> Work to complete: Extract each line from the entries below that has the string "происходит" in it.

Entries taken from a collection
********
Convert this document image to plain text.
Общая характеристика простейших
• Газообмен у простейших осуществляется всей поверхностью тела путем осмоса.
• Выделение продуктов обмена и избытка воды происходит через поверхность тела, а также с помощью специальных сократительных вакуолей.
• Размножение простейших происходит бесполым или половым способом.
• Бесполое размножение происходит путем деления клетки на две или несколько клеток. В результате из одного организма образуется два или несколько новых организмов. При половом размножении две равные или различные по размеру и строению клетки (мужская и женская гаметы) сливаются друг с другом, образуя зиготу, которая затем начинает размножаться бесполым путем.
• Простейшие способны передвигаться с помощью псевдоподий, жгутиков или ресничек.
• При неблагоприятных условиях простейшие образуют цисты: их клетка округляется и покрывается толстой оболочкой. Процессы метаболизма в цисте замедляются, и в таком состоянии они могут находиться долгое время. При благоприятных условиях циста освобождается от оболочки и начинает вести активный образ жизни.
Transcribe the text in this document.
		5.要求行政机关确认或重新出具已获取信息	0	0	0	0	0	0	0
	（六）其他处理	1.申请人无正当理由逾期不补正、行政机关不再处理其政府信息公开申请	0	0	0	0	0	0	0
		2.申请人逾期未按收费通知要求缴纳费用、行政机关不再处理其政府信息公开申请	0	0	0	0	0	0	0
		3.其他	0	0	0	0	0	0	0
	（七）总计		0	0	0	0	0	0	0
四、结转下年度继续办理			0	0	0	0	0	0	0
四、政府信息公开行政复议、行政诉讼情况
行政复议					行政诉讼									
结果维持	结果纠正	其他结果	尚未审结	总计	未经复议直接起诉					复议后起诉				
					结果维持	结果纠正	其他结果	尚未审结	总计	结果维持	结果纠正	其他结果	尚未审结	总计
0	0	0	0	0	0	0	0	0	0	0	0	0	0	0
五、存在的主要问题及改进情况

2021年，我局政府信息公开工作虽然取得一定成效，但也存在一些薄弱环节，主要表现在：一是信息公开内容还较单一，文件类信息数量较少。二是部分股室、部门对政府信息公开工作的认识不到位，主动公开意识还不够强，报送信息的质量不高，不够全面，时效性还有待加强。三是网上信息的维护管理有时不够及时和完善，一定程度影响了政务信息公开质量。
********
> Task response:
• Выделение продуктов обмена и избытка воды происходит через поверхность тела, а также с помощью специальных сократительных вакуолей.
• Размножение простейших происходит бесполым или половым способом.
• Бесполое размножение происходит путем деления клетки на две или несколько клеток. В результате из одного организма образуется два или несколько новых организмов. При половом размножении две равные или различные по размеру и строению клетки (мужская и женская гаметы) сливаются друг с другом, образуя зиготу, которая затем начинает размножаться бесполым путем.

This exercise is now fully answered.